--- WORK INSTRUCTIONS ---
Repeat the data verbatim.

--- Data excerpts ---
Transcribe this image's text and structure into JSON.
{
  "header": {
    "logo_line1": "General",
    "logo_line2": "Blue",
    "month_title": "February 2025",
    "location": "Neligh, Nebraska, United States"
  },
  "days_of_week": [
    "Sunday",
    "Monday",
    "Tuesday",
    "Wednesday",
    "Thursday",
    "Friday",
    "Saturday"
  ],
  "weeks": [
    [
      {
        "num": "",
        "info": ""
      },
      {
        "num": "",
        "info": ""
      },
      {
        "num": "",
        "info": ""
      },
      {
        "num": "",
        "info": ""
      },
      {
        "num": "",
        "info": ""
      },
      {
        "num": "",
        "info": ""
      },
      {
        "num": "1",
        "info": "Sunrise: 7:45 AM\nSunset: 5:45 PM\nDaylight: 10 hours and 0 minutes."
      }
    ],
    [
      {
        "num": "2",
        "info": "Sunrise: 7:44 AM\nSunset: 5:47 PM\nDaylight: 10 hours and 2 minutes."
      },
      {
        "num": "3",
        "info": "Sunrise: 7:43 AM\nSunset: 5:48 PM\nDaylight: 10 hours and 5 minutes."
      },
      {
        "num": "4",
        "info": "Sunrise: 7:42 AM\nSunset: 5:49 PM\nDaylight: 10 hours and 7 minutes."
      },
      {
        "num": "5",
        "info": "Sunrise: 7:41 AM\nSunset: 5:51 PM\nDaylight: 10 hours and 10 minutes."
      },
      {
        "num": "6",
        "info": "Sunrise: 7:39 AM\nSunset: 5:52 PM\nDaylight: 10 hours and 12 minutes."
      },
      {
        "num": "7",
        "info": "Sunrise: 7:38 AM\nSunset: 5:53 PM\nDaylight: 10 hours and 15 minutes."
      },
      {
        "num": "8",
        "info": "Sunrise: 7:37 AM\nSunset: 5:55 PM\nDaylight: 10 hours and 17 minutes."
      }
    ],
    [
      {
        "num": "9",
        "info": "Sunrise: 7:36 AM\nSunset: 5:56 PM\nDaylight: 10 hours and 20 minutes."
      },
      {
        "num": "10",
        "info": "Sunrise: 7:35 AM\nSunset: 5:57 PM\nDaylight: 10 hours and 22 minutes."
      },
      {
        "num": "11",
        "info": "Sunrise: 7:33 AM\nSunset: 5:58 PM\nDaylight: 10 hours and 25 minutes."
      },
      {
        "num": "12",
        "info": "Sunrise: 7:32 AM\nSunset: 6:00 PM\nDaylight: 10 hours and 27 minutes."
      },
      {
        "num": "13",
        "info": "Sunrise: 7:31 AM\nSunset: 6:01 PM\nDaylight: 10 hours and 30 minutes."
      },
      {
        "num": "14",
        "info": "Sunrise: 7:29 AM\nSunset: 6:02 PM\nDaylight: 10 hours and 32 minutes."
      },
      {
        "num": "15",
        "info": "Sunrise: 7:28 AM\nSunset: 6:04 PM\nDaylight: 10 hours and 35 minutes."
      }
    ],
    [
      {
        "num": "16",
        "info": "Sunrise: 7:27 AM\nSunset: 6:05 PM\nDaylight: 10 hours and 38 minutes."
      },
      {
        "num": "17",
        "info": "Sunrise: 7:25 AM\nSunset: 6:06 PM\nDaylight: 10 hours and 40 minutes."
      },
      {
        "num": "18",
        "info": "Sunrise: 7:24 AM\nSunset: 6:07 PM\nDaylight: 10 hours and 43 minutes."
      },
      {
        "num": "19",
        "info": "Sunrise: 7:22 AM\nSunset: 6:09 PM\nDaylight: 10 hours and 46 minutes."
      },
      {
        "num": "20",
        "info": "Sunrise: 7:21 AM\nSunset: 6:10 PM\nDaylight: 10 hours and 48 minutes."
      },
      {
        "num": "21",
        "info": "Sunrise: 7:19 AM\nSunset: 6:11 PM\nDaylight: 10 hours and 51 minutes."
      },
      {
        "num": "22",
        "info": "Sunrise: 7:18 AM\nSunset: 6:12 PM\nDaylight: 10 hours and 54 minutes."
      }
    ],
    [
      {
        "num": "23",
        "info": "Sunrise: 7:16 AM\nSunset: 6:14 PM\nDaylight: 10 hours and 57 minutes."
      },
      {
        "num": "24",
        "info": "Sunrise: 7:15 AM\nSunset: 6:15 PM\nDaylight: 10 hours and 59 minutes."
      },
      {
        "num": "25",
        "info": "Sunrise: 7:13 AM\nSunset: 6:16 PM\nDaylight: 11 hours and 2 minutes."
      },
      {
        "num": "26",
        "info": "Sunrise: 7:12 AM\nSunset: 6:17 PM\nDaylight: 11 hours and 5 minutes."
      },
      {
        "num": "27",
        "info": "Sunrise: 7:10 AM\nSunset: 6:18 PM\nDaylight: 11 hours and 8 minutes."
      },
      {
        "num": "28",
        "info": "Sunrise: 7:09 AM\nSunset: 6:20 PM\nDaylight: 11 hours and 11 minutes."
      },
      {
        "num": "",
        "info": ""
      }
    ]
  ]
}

--- ANSWER TO THIS PROBLEM ---
Transcribe this image's text and structure into JSON.
{
  "header": {
    "logo_line1": "General",
    "logo_line2": "Blue",
    "month_title": "February 2025",
    "location": "Neligh, Nebraska, United States"
  },
  "days_of_week": [
    "Sunday",
    "Monday",
    "Tuesday",
    "Wednesday",
    "Thursday",
    "Friday",
    "Saturday"
  ],
  "weeks": [
    [
      {
        "num": "",
        "info": ""
      },
      {
        "num": "",
        "info": ""
      },
      {
        "num": "",
        "info": ""
      },
      {
        "num": "",
        "info": ""
      },
      {
        "num": "",
        "info": ""
      },
      {
        "num": "",
        "info": ""
      },
      {
        "num": "1",
        "info": "Sunrise: 7:45 AM\nSunset: 5:45 PM\nDaylight: 10 hours and 0 minutes."
      }
    ],
    [
      {
        "num": "2",
        "info": "Sunrise: 7:44 AM\nSunset: 5:47 PM\nDaylight: 10 hours and 2 minutes."
      },
      {
        "num": "3",
        "info": "Sunrise: 7:43 AM\nSunset: 5:48 PM\nDaylight: 10 hours and 5 minutes."
      },
      {
        "num": "4",
        "info": "Sunrise: 7:42 AM\nSunset: 5:49 PM\nDaylight: 10 hours and 7 minutes."
      },
      {
        "num": "5",
        "info": "Sunrise: 7:41 AM\nSunset: 5:51 PM\nDaylight: 10 hours and 10 minutes."
      },
      {
        "num": "6",
        "info": "Sunrise: 7:39 AM\nSunset: 5:52 PM\nDaylight: 10 hours and 12 minutes."
      },
      {
        "num": "7",
        "info": "Sunrise: 7:38 AM\nSunset: 5:53 PM\nDaylight: 10 hours and 15 minutes."
      },
      {
        "num": "8",
        "info": "Sunrise: 7:37 AM\nSunset: 5:55 PM\nDaylight: 10 hours and 17 minutes."
      }
    ],
    [
      {
        "num": "9",
        "info": "Sunrise: 7:36 AM\nSunset: 5:56 PM\nDaylight: 10 hours and 20 minutes."
      },
      {
        "num": "10",
        "info": "Sunrise: 7:35 AM\nSunset: 5:57 PM\nDaylight: 10 hours and 22 minutes."
      },
      {
        "num": "11",
        "info": "Sunrise: 7:33 AM\nSunset: 5:58 PM\nDaylight: 10 hours and 25 minutes."
      },
      {
        "num": "12",
        "info": "Sunrise: 7:32 AM\nSunset: 6:00 PM\nDaylight: 10 hours and 27 minutes."
      },
      {
        "num": "13",
        "info": "Sunrise: 7:31 AM\nSunset: 6:01 PM\nDaylight: 10 hours and 30 minutes."
      },
      {
        "num": "14",
        "info": "Sunrise: 7:29 AM\nSunset: 6:02 PM\nDaylight: 10 hours and 32 minutes."
      },
      {
        "num": "15",
        "info": "Sunrise: 7:28 AM\nSunset: 6:04 PM\nDaylight: 10 hours and 35 minutes."
      }
    ],
    [
      {
        "num": "16",
        "info": "Sunrise: 7:27 AM\nSunset: 6:05 PM\nDaylight: 10 hours and 38 minutes."
      },
      {
        "num": "17",
        "info": "Sunrise: 7:25 AM\nSunset: 6:06 PM\nDaylight: 10 hours and 40 minutes."
      },
      {
        "num": "18",
        "info": "Sunrise: 7:24 AM\nSunset: 6:07 PM\nDaylight: 10 hours and 43 minutes."
      },
      {
        "num": "19",
        "info": "Sunrise: 7:22 AM\nSunset: 6:09 PM\nDaylight: 10 hours and 46 minutes."
      },
      {
        "num": "20",
        "info": "Sunrise: 7:21 AM\nSunset: 6:10 PM\nDaylight: 10 hours and 48 minutes."
      },
      {
        "num": "21",
        "info": "Sunrise: 7:19 AM\nSunset: 6:11 PM\nDaylight: 10 hours and 51 minutes."
      },
      {
        "num": "22",
        "info": "Sunrise: 7:18 AM\nSunset: 6:12 PM\nDaylight: 10 hours and 54 minutes."
      }
    ],
    [
      {
        "num": "23",
        "info": "Sunrise: 7:16 AM\nSunset: 6:14 PM\nDaylight: 10 hours and 57 minutes."
      },
      {
        "num": "24",
        "info": "Sunrise: 7:15 AM\nSunset: 6:15 PM\nDaylight: 10 hours and 59 minutes."
      },
      {
        "num": "25",
        "info": "Sunrise: 7:13 AM\nSunset: 6:16 PM\nDaylight: 11 hours and 2 minutes."
      },
      {
        "num": "26",
        "info": "Sunrise: 7:12 AM\nSunset: 6:17 PM\nDaylight: 11 hours and 5 minutes."
      },
      {
        "num": "27",
        "info": "Sunrise: 7:10 AM\nSunset: 6:18 PM\nDaylight: 11 hours and 8 minutes."
      },
      {
        "num": "28",
        "info": "Sunrise: 7:09 AM\nSunset: 6:20 PM\nDaylight: 11 hours and 11 minutes."
      },
      {
        "num": "",
        "info": ""
      }
    ]
  ]
}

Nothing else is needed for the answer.